Description of the task: Which lines in the records below contain the word "用平面反光镜"? Copy each one out.

Dataset items:
—————

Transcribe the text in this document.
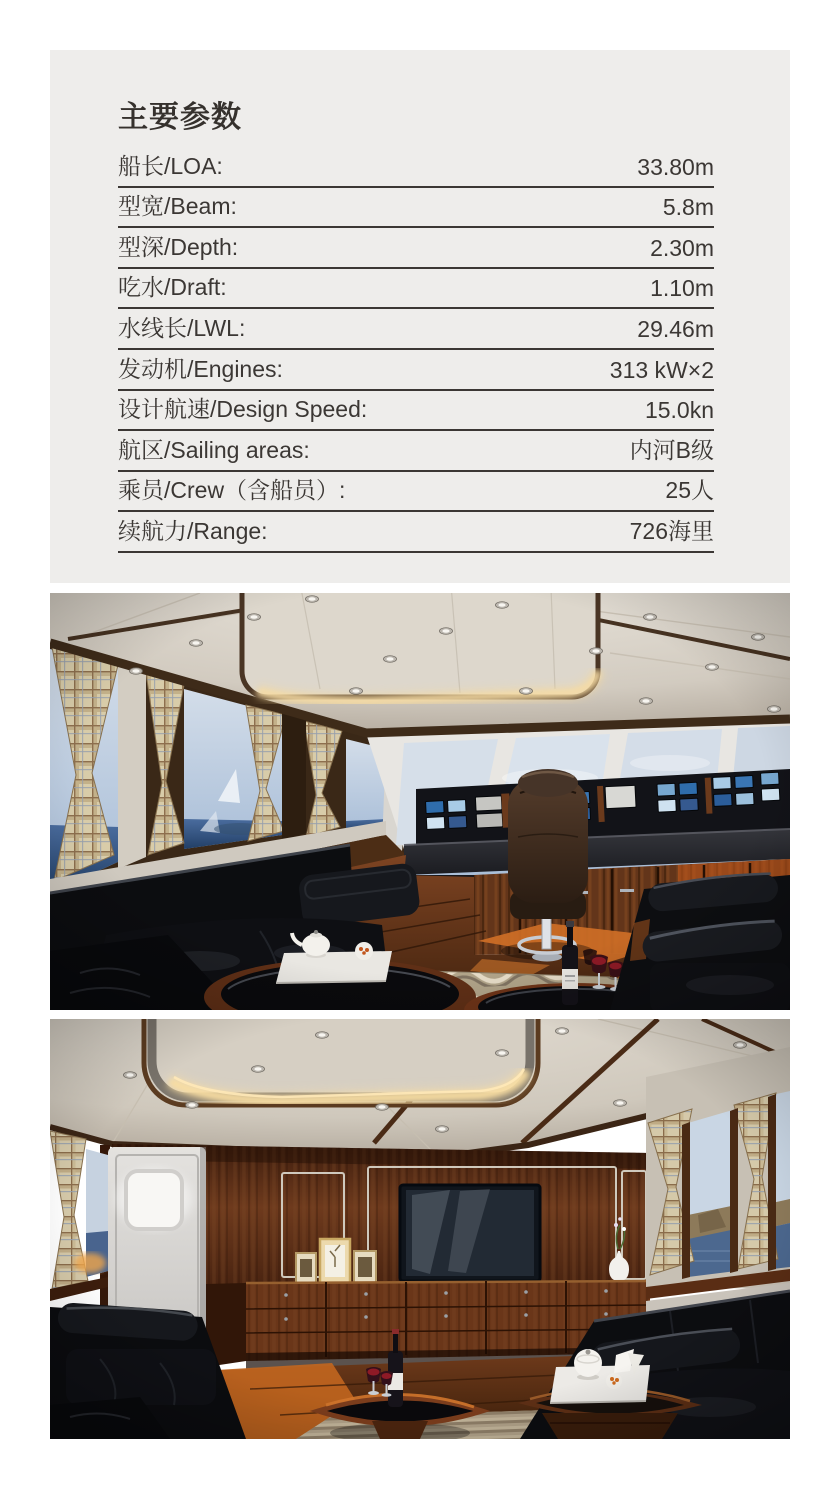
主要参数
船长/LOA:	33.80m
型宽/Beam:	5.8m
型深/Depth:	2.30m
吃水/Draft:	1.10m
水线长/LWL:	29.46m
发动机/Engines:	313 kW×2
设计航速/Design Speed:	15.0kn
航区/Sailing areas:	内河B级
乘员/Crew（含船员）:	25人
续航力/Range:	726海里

—————

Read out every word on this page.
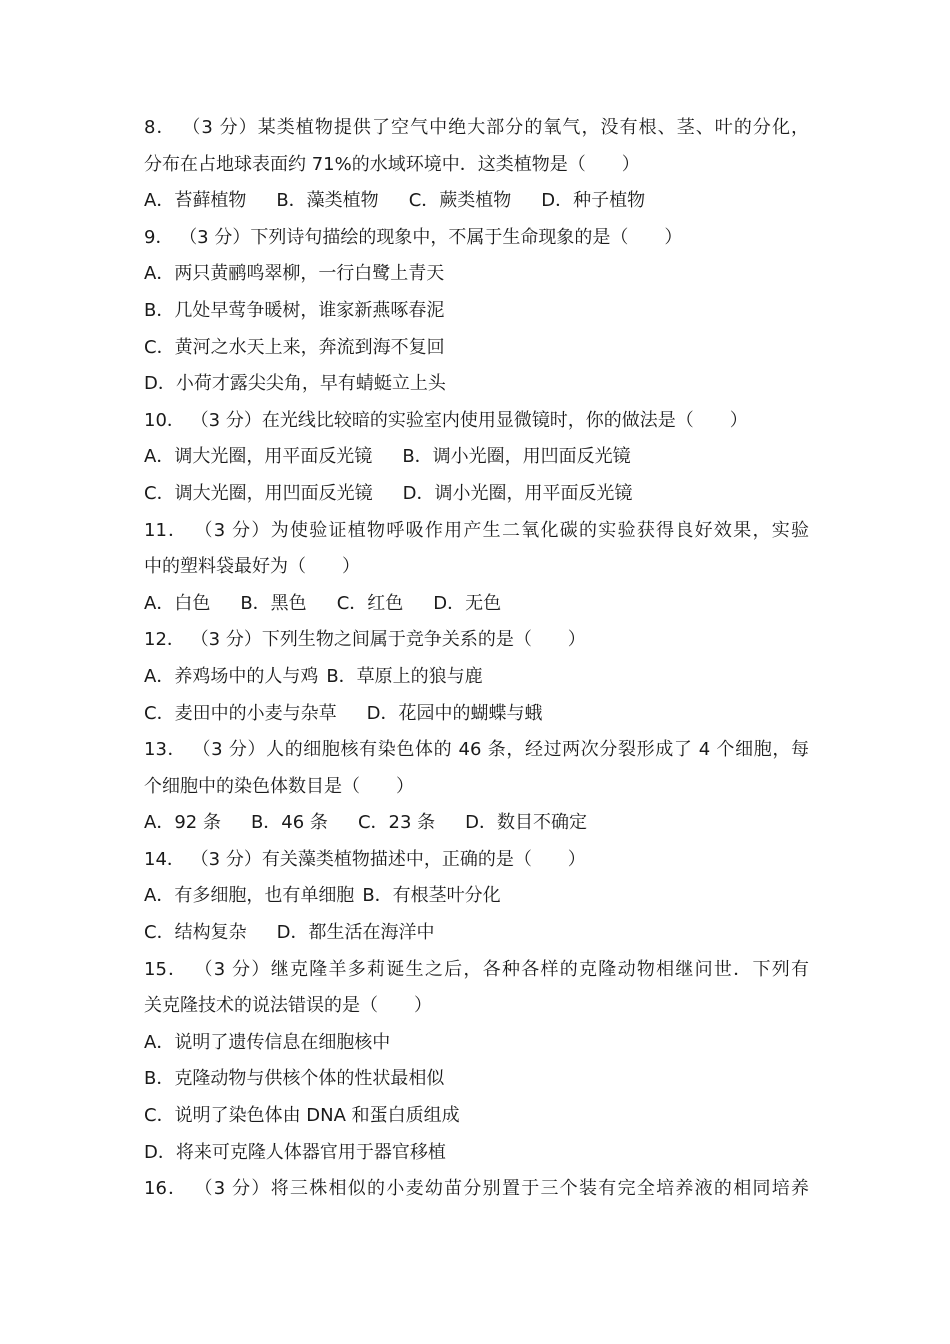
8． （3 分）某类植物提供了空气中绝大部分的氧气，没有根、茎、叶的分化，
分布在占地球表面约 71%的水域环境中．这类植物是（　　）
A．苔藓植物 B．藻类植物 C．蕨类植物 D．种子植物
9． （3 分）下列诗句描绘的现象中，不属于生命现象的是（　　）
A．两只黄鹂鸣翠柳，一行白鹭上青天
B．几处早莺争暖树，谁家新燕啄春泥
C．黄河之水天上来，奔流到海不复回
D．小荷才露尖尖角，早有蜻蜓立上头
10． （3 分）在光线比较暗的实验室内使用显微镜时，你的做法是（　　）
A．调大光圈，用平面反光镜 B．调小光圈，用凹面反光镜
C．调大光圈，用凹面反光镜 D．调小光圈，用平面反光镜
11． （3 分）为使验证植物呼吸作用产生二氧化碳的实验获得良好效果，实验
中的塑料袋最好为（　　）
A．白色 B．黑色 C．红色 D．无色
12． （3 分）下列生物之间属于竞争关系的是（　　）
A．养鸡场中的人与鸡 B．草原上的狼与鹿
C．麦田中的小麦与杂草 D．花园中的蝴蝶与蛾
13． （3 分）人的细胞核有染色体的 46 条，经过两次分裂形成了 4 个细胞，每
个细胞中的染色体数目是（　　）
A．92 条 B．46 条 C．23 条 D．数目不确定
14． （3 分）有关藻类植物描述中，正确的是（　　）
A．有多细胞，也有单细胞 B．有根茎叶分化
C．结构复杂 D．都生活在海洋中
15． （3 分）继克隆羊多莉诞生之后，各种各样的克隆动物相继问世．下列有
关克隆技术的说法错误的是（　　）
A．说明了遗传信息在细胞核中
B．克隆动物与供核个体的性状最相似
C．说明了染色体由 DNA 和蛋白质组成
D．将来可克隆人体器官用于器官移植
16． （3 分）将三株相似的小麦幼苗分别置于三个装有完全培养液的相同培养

—————

Right answer:
A．调大光圈，用平面反光镜 B．调小光圈，用凹面反光镜
C．调大光圈，用凹面反光镜 D．调小光圈，用平面反光镜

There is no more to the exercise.